-- Excerpted data start --

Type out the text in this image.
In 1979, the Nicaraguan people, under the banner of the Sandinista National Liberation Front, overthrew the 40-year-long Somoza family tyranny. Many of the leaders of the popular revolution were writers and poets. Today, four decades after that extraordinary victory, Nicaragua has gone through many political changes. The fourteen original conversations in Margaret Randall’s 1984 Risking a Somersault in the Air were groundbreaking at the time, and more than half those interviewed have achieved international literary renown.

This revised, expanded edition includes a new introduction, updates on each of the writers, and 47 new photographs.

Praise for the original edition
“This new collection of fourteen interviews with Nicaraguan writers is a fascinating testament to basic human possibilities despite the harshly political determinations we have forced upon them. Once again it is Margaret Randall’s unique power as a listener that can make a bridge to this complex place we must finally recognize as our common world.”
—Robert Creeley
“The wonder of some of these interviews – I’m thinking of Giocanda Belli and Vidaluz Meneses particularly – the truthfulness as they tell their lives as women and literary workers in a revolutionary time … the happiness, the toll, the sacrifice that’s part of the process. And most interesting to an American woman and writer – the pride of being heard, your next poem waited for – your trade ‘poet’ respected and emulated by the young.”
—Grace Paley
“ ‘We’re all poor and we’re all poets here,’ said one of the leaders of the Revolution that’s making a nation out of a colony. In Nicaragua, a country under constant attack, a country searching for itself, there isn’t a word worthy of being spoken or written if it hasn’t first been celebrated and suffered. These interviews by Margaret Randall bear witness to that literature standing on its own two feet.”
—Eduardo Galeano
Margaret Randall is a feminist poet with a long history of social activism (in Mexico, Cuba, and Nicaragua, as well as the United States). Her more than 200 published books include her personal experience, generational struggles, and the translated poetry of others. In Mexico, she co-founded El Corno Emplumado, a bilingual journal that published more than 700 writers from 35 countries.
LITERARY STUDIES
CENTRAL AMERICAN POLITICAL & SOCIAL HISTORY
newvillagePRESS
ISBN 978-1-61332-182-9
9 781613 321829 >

-- Excerpted data end --

*Description of the task*.
Would you reproduce the material above in full, exactly as given?

*Correct result*.
Type out the text in this image.
In 1979, the Nicaraguan people, under the banner of the Sandinista National Liberation Front, overthrew the 40-year-long Somoza family tyranny. Many of the leaders of the popular revolution were writers and poets. Today, four decades after that extraordinary victory, Nicaragua has gone through many political changes. The fourteen original conversations in Margaret Randall’s 1984 Risking a Somersault in the Air were groundbreaking at the time, and more than half those interviewed have achieved international literary renown.

This revised, expanded edition includes a new introduction, updates on each of the writers, and 47 new photographs.

Praise for the original edition
“This new collection of fourteen interviews with Nicaraguan writers is a fascinating testament to basic human possibilities despite the harshly political determinations we have forced upon them. Once again it is Margaret Randall’s unique power as a listener that can make a bridge to this complex place we must finally recognize as our common world.”
—Robert Creeley
“The wonder of some of these interviews – I’m thinking of Giocanda Belli and Vidaluz Meneses particularly – the truthfulness as they tell their lives as women and literary workers in a revolutionary time … the happiness, the toll, the sacrifice that’s part of the process. And most interesting to an American woman and writer – the pride of being heard, your next poem waited for – your trade ‘poet’ respected and emulated by the young.”
—Grace Paley
“ ‘We’re all poor and we’re all poets here,’ said one of the leaders of the Revolution that’s making a nation out of a colony. In Nicaragua, a country under constant attack, a country searching for itself, there isn’t a word worthy of being spoken or written if it hasn’t first been celebrated and suffered. These interviews by Margaret Randall bear witness to that literature standing on its own two feet.”
—Eduardo Galeano
Margaret Randall is a feminist poet with a long history of social activism (in Mexico, Cuba, and Nicaragua, as well as the United States). Her more than 200 published books include her personal experience, generational struggles, and the translated poetry of others. In Mexico, she co-founded El Corno Emplumado, a bilingual journal that published more than 700 writers from 35 countries.
LITERARY STUDIES
CENTRAL AMERICAN POLITICAL & SOCIAL HISTORY
newvillagePRESS
ISBN 978-1-61332-182-9
9 781613 321829 >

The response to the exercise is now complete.